# PROBLEM STATEMENT
Identify the lines that contain the word "siluman" and copy each one.

# DATA EXTRACT

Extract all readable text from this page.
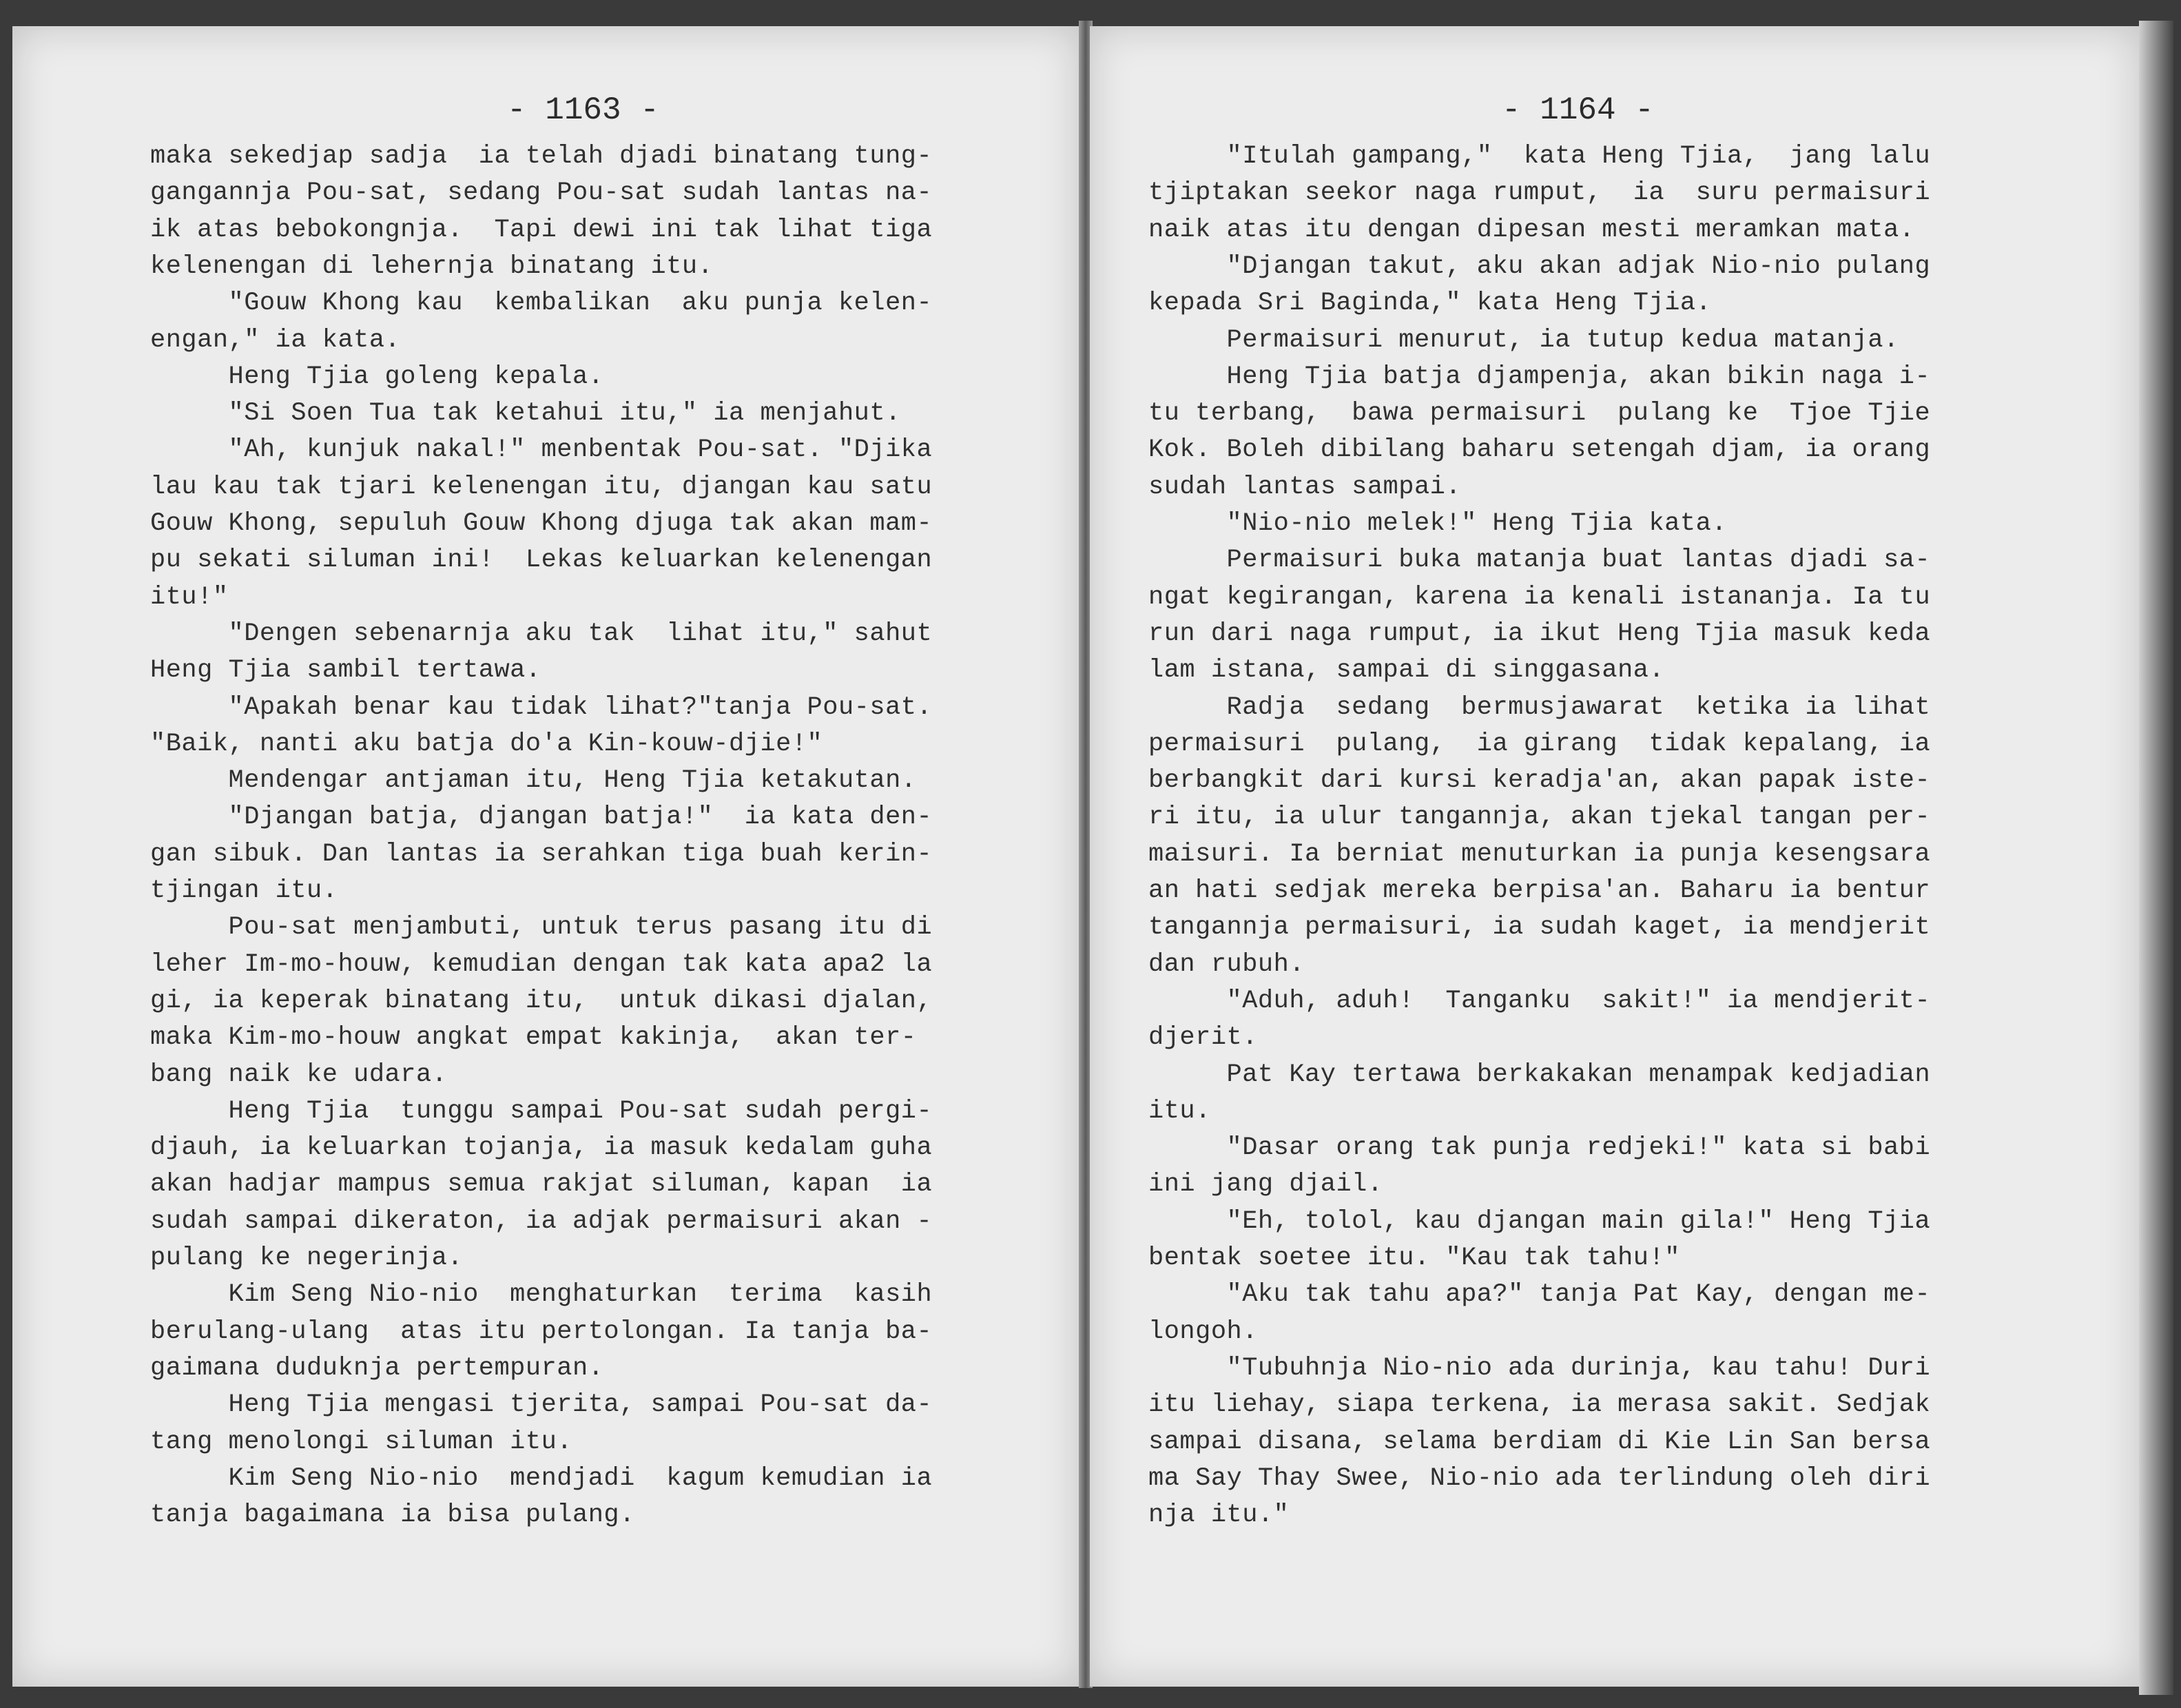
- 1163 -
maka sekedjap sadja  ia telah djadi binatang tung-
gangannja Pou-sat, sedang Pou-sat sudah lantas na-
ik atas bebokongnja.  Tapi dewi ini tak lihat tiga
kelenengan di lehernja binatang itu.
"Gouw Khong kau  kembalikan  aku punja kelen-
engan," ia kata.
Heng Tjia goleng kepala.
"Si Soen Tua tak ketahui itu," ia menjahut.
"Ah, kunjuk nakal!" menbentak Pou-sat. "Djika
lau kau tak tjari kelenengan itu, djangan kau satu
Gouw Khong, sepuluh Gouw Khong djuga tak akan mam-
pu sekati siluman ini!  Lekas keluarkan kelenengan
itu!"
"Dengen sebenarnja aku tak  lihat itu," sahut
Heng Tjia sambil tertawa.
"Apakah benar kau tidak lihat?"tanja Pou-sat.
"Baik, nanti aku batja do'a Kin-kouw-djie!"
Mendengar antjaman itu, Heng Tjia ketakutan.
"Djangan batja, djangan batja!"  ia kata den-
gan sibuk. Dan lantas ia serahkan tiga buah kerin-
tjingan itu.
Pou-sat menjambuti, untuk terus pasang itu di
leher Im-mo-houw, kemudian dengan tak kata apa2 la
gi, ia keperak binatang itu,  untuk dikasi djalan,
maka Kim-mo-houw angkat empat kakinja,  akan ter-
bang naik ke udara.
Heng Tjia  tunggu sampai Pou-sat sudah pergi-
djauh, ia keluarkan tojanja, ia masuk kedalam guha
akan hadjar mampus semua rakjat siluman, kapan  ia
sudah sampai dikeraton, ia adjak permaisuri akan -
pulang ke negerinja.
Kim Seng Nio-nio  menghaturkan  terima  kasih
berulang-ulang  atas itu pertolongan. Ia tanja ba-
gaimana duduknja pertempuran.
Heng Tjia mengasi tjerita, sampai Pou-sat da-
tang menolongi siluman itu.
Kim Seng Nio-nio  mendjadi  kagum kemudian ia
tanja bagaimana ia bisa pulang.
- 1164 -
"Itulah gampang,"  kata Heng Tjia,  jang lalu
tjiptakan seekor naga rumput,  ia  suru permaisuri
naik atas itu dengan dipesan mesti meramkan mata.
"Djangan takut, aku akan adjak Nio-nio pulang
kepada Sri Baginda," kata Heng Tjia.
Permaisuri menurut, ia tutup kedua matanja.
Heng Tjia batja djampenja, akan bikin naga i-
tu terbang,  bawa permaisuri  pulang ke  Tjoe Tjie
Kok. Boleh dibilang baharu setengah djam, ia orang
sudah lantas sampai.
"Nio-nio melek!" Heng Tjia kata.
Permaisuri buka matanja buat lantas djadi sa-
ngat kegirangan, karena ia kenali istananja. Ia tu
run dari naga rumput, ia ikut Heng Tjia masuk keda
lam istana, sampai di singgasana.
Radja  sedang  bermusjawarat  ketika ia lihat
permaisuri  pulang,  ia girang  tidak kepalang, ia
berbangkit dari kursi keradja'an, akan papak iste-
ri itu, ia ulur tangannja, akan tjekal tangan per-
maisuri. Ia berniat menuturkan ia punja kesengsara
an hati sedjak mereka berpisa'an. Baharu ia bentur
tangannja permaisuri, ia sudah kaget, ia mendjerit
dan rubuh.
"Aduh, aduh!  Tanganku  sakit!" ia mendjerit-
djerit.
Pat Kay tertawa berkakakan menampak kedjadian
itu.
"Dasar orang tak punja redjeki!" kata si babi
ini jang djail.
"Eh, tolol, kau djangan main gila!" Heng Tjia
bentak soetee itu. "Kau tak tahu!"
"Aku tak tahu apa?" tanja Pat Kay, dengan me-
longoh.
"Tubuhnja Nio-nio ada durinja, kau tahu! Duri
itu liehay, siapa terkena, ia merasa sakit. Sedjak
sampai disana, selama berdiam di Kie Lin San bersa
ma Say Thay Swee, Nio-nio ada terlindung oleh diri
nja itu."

---

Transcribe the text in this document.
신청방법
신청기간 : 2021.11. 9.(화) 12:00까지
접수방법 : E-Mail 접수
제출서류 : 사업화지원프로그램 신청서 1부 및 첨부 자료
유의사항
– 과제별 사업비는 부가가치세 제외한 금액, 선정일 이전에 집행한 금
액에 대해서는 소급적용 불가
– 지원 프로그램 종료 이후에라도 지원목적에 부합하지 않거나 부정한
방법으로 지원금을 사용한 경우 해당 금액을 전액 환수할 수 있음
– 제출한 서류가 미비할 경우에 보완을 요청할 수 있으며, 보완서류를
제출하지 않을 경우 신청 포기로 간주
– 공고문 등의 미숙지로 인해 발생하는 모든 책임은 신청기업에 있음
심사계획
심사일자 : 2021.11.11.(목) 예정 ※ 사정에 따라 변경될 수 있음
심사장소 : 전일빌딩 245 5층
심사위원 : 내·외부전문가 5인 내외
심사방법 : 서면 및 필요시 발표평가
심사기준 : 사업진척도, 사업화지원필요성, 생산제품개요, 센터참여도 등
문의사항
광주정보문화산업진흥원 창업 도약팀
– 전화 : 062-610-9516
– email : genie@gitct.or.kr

# RESPONSE TO THIS TASK
pu sekati siluman ini!  Lekas keluarkan kelenengan
akan hadjar mampus semua rakjat siluman, kapan  ia
tang menolongi siluman itu.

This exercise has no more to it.